- Task objective
Find how many lines in the data below include the word "LoRa", then write only that number.

- The data
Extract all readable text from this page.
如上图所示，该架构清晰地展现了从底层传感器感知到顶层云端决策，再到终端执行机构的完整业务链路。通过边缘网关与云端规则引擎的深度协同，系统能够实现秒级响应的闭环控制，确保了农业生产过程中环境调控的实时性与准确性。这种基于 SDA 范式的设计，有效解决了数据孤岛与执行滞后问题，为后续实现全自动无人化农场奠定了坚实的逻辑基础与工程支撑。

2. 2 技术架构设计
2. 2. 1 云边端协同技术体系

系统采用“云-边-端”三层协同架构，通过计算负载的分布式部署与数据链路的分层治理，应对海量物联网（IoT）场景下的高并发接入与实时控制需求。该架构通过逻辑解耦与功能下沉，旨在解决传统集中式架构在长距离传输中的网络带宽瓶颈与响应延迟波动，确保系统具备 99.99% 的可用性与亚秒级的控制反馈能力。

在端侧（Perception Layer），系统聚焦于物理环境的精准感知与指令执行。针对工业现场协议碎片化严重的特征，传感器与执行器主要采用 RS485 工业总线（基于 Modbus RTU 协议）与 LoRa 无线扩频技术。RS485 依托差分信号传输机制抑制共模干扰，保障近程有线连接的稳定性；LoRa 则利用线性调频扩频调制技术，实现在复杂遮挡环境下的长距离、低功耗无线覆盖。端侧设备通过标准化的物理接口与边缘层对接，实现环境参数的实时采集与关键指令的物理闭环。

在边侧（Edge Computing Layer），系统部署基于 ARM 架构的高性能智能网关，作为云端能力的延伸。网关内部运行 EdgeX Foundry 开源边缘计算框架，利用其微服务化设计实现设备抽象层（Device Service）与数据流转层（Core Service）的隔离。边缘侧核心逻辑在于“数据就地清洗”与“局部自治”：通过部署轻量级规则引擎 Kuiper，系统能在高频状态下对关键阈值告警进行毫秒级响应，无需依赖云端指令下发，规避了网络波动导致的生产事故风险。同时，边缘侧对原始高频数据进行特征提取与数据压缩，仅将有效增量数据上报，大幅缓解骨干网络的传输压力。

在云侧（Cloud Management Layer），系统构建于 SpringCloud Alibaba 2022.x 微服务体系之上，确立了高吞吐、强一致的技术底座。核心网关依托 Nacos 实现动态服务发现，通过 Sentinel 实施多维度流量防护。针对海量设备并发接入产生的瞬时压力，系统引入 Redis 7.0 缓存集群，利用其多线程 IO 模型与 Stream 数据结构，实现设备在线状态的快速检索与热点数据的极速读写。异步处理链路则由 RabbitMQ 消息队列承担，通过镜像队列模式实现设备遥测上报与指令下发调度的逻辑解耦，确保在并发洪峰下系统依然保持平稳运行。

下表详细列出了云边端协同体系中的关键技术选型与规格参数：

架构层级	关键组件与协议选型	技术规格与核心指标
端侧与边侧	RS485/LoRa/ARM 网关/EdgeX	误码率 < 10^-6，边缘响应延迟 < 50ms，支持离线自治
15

- Answer below
2